> **SOURCE EXCERPT**:
====
# The Starter Wife



## LuckyGirl3513 (Sep 5, 2008)

Did yall know they are doing a full season this fall? I'm pumped! I thought it was over after the mini series.. Cant wait, I have loved Debra Messing in everything shes  been in and this was no exception...


----------



## GlossyAbby (Sep 5, 2008)

I liked this show woo hoo! I will be watching it thanks!


----------



## meaghan<3 (Sep 5, 2008)

Can't wait!! I loved this show!!!


----------



## LuckyGirl3513 (Sep 9, 2008)

I know! It was such a pleasant surprise when i found out.. It kinda replaced Sex and the City for me and i was so bummed when it ended, i didnt really understand why it wasnt a normal series from the get go cause its a really sustainable premise and it has a ton of strong characters in it...


----------



## Cinci (Sep 9, 2008)
====
> **DATA EXCERPT**:
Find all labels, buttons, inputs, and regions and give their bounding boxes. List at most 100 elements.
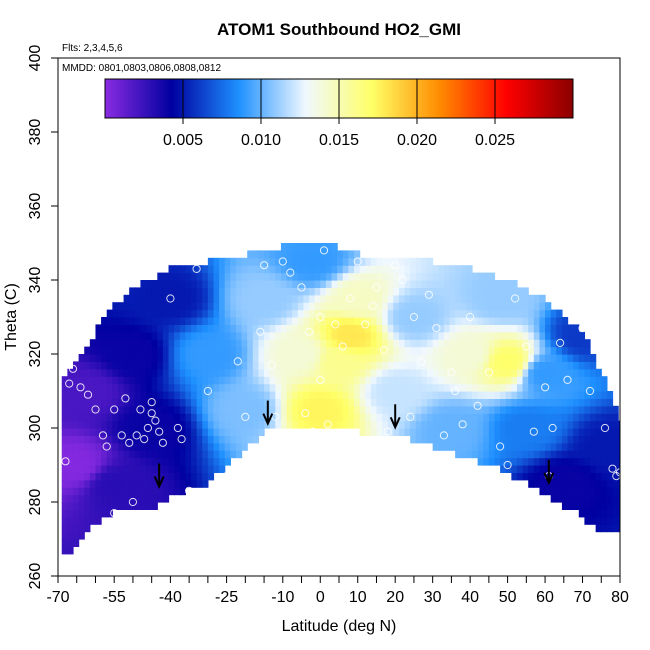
====
> **EXERCISE INSTRUCTIONS**:
**a)** Translate the sentence "Did yall know they are doing a full season this fall?" from the forum thread about The Starter Wife into Spanish.
**b)** Extend the forum thread about The Starter Wife from the point at which it stops.
The lines are material separate from the forum thread about The Starter Wife.

> **ANSWERS IN ORDER**:
**a)** ¿Sabían que van a hacer una temporada completa este otoño?

**b)**
oh really?  i'm glad to hear it! I really enjoyed that show


----------



## LuckyGirl3513 (Sep 19, 2008)

yeah, oct 10 baby! Not too far away... Does anyone agree that Judy Davis may be the best part of this show (aside from Debra obvi)?  Wonder if she's still sober and how long it'll last...


----------



## LuckyGirl3513 (Sep 26, 2008)

Guys, FYI, they have the whole mini series on the website...


----------



## kimberlane (Oct 8, 2008)

I just saw her on Letterman tonight. I love her, she's so awesome. I had no idea that this was a miniseries though. I thought it was just starting. That sucks I guess I'll have to go watch those.


----------



## LuckyGirl3513 (Oct 8, 2008)

Oh i saw her too! Shes so adorable...I didnt realize her husband was one of the creators of Damages, thats really cool..

Just watch the mini series on the website, you have plenty of time before friday

I think the dude in the commercial thats supposed to be her new love interest is smokin


----------



## LuckyGirl3513 (Oct 14, 2008)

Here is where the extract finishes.